● Written task: Scan the material and copy every line in which "Johannes" appears.

● Recorded data:
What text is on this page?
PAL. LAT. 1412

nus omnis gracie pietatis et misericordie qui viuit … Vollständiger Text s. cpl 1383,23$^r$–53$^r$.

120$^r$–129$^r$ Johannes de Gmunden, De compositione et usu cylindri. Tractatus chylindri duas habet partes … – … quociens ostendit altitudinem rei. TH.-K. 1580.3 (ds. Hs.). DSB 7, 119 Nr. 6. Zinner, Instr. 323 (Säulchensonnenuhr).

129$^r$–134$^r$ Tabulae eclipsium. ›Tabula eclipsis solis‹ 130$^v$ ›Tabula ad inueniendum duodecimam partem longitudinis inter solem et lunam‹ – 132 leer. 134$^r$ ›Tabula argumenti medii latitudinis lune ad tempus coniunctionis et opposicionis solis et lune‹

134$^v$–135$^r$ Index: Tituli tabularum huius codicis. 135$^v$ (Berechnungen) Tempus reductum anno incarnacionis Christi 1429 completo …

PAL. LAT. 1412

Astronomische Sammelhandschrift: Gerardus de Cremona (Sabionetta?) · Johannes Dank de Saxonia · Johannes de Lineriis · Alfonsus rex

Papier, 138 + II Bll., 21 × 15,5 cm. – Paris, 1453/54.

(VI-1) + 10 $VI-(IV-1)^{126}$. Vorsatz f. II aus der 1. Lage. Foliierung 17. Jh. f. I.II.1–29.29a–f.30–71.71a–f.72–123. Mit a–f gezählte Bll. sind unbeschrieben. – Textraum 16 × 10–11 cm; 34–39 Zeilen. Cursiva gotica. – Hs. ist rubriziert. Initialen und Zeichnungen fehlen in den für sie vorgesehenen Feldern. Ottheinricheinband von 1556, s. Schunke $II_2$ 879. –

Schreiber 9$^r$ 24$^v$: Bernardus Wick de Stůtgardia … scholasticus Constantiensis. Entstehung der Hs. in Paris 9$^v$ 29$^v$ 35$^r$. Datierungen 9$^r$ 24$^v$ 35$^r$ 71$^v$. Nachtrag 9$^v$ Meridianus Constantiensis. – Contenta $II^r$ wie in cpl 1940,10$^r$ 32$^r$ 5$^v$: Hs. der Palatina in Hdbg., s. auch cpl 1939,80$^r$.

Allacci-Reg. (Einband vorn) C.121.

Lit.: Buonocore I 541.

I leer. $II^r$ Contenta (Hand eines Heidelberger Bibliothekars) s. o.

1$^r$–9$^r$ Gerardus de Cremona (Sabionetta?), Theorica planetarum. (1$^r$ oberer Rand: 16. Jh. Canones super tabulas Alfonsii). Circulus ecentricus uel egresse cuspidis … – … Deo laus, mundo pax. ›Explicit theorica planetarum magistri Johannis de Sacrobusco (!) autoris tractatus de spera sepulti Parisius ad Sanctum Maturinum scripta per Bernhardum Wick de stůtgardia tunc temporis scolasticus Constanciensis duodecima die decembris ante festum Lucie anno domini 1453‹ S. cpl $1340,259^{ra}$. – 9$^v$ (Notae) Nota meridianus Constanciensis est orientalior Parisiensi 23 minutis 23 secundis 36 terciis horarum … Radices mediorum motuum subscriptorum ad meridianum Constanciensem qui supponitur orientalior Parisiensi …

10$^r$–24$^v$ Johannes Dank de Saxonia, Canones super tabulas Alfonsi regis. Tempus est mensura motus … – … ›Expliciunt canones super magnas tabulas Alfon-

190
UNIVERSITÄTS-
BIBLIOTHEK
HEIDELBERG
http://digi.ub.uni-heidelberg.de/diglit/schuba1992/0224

● Solution below:
120$^r$–129$^r$ Johannes de Gmunden, De compositione et usu cylindri. Tractatus chylindri duas habet partes … – … quociens ostendit altitudinem rei. TH.-K. 1580.3 (ds. Hs.). DSB 7, 119 Nr. 6. Zinner, Instr. 323 (Säulchensonnenuhr).
Astronomische Sammelhandschrift: Gerardus de Cremona (Sabionetta?) · Johannes Dank de Saxonia · Johannes de Lineriis · Alfonsus rex
10$^r$–24$^v$ Johannes Dank de Saxonia, Canones super tabulas Alfonsi regis. Tempus est mensura motus … – … ›Expliciunt canones super magnas tabulas Alfon-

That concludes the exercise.